OBJECTIVE
Extract, verbatim, all lines starting at the one containing "Type out the text in this image." and ending with the final line of the listing, and no others.

[Data records]
■ ■ ■ ■

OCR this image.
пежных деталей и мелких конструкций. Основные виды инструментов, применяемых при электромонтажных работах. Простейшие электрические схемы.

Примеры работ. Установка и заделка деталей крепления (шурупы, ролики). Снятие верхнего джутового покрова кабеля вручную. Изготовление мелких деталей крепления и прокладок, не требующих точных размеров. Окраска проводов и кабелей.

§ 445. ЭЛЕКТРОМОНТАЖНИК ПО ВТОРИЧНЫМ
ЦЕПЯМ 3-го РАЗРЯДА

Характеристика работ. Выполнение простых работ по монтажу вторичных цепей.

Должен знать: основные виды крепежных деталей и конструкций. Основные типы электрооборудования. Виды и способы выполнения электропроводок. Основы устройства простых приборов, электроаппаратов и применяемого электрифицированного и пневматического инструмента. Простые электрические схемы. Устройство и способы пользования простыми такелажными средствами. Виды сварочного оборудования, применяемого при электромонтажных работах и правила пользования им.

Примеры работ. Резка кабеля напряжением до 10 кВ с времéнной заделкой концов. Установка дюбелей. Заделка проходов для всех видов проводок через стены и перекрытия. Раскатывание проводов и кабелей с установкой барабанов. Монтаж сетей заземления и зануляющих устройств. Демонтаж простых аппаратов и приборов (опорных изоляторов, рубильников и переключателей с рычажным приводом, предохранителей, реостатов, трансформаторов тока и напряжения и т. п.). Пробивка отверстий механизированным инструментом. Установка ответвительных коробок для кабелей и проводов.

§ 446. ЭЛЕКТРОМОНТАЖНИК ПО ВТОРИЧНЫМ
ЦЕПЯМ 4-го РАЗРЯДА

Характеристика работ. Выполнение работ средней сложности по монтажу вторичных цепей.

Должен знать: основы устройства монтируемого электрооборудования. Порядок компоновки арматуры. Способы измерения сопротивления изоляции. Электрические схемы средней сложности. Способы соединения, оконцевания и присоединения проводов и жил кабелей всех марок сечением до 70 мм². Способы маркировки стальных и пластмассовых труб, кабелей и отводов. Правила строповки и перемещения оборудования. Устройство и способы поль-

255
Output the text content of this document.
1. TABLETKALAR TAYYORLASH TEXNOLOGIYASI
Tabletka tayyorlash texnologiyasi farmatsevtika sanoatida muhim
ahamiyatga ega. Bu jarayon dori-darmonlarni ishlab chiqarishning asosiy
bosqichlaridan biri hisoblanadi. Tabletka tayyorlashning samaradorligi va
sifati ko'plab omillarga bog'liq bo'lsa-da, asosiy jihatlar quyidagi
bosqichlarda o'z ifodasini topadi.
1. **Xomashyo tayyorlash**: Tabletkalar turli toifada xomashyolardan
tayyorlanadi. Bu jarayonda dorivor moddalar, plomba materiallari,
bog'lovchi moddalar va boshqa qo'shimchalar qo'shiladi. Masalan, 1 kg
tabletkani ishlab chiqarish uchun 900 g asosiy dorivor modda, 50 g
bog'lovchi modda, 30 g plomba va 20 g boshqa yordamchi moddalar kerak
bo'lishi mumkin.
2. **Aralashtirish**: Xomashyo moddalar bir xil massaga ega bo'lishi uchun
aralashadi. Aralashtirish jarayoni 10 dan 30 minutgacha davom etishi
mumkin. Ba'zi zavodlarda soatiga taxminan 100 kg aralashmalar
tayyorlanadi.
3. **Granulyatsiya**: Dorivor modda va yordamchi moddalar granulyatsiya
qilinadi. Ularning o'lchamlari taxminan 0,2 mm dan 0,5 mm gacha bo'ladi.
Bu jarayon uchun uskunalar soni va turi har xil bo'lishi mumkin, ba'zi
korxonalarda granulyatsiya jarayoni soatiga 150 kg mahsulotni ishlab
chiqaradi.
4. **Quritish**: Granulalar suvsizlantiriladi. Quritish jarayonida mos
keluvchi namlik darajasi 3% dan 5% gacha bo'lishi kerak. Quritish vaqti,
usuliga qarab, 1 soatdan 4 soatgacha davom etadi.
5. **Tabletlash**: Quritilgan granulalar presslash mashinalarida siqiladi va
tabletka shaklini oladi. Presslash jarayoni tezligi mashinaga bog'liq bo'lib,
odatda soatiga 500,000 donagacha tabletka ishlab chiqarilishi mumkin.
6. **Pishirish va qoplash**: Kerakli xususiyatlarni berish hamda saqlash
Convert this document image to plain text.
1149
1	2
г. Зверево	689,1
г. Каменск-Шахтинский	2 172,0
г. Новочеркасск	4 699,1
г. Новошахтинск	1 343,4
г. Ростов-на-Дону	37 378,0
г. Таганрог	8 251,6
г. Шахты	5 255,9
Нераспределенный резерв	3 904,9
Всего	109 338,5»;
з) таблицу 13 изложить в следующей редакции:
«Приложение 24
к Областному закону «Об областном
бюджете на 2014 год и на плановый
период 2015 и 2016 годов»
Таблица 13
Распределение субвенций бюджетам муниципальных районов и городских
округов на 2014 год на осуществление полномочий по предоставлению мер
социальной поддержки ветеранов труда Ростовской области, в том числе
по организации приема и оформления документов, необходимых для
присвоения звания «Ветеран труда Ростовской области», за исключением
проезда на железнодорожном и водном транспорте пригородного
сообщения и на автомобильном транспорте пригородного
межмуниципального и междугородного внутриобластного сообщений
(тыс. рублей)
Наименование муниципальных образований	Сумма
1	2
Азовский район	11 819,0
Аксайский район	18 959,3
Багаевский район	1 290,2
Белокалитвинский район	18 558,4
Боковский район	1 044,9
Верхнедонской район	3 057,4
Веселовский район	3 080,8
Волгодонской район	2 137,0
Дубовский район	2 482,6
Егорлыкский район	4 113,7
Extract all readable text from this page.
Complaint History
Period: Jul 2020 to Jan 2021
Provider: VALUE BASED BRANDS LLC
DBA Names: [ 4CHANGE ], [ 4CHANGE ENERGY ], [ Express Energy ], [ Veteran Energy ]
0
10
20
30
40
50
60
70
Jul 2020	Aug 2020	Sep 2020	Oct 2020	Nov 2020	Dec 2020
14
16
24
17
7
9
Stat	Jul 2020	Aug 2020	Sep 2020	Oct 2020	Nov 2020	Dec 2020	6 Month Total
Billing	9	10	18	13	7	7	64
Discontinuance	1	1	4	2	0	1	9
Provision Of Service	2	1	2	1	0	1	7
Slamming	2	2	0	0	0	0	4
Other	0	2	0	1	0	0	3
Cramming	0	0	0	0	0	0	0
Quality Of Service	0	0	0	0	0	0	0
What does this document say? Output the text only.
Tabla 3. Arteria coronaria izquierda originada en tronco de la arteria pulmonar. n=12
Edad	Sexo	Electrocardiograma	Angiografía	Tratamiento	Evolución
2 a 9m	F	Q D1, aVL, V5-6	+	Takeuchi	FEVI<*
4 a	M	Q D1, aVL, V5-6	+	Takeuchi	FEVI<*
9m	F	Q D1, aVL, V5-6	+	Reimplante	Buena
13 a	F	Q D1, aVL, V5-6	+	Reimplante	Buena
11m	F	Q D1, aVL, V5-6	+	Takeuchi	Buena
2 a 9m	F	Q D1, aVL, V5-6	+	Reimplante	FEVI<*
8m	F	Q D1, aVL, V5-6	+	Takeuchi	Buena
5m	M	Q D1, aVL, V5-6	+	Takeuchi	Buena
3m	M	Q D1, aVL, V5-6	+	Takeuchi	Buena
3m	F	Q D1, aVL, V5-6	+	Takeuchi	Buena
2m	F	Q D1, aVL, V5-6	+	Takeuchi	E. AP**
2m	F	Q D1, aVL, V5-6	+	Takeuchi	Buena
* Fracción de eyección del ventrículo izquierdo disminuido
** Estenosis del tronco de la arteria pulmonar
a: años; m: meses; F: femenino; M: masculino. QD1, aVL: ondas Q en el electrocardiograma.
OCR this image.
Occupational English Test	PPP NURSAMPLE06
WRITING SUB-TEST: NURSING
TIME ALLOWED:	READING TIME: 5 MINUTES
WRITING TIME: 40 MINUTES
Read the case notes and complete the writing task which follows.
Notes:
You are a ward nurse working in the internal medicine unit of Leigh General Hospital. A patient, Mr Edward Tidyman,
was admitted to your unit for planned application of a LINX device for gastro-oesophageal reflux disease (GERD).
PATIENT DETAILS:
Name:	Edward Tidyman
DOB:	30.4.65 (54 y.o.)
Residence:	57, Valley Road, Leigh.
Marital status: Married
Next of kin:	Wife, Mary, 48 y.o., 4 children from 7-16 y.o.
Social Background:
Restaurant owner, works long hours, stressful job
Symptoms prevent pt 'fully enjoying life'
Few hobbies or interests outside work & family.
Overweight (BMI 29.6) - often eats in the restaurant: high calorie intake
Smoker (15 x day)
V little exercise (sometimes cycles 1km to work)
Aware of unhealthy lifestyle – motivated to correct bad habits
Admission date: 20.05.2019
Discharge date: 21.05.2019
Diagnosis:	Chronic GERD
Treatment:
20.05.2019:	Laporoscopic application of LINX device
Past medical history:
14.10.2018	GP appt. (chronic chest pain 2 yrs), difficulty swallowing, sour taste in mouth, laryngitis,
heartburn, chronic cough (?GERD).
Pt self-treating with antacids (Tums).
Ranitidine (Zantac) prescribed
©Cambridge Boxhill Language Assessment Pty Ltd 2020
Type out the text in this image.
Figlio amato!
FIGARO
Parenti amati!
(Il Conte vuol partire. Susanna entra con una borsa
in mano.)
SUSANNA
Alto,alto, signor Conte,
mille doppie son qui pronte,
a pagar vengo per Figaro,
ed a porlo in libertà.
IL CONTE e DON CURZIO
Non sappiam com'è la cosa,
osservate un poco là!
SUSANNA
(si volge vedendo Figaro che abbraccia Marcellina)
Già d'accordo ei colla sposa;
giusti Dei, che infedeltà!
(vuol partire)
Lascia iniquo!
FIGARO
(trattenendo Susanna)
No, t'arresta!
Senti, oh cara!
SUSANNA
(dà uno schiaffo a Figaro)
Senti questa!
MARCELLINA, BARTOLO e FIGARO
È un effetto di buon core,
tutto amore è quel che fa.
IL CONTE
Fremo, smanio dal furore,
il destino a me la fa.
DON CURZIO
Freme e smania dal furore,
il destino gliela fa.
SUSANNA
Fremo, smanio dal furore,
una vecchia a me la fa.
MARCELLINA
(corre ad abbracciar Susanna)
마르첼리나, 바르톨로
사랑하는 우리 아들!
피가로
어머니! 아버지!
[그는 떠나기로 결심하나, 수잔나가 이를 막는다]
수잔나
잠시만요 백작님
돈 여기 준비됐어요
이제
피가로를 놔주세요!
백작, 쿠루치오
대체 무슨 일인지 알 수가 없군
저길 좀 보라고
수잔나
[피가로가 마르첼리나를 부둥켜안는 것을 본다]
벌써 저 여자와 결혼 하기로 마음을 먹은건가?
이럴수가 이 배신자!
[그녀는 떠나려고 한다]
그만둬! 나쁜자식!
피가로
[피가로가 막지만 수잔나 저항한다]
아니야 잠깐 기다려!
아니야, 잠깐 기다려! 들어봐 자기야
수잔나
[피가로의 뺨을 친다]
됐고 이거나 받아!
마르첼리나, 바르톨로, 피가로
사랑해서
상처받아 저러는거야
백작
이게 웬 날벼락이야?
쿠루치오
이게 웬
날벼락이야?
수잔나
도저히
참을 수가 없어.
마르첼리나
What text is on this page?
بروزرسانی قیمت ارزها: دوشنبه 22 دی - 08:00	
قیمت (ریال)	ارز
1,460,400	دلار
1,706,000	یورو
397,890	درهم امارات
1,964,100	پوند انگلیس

■ ■ ■ ■

SOLUTION TO THIS TASK
Type out the text in this image.
Figlio amato!
FIGARO
Parenti amati!
(Il Conte vuol partire. Susanna entra con una borsa
in mano.)
SUSANNA
Alto,alto, signor Conte,
mille doppie son qui pronte,
a pagar vengo per Figaro,
ed a porlo in libertà.
IL CONTE e DON CURZIO
Non sappiam com'è la cosa,
osservate un poco là!
SUSANNA
(si volge vedendo Figaro che abbraccia Marcellina)
Già d'accordo ei colla sposa;
giusti Dei, che infedeltà!
(vuol partire)
Lascia iniquo!
FIGARO
(trattenendo Susanna)
No, t'arresta!
Senti, oh cara!
SUSANNA
(dà uno schiaffo a Figaro)
Senti questa!
MARCELLINA, BARTOLO e FIGARO
È un effetto di buon core,
tutto amore è quel che fa.
IL CONTE
Fremo, smanio dal furore,
il destino a me la fa.
DON CURZIO
Freme e smania dal furore,
il destino gliela fa.
SUSANNA
Fremo, smanio dal furore,
una vecchia a me la fa.
MARCELLINA
(corre ad abbracciar Susanna)
마르첼리나, 바르톨로
사랑하는 우리 아들!
피가로
어머니! 아버지!
[그는 떠나기로 결심하나, 수잔나가 이를 막는다]
수잔나
잠시만요 백작님
돈 여기 준비됐어요
이제
피가로를 놔주세요!
백작, 쿠루치오
대체 무슨 일인지 알 수가 없군
저길 좀 보라고
수잔나
[피가로가 마르첼리나를 부둥켜안는 것을 본다]
벌써 저 여자와 결혼 하기로 마음을 먹은건가?
이럴수가 이 배신자!
[그녀는 떠나려고 한다]
그만둬! 나쁜자식!
피가로
[피가로가 막지만 수잔나 저항한다]
아니야 잠깐 기다려!
아니야, 잠깐 기다려! 들어봐 자기야
수잔나
[피가로의 뺨을 친다]
됐고 이거나 받아!
마르첼리나, 바르톨로, 피가로
사랑해서
상처받아 저러는거야
백작
이게 웬 날벼락이야?
쿠루치오
이게 웬
날벼락이야?
수잔나
도저히
참을 수가 없어.
마르첼리나
What text is on this page?
بروزرسانی قیمت ارزها: دوشنبه 22 دی - 08:00	
قیمت (ریال)	ارز
1,460,400	دلار
1,706,000	یورو
397,890	درهم امارات
1,964,100	پوند انگلیس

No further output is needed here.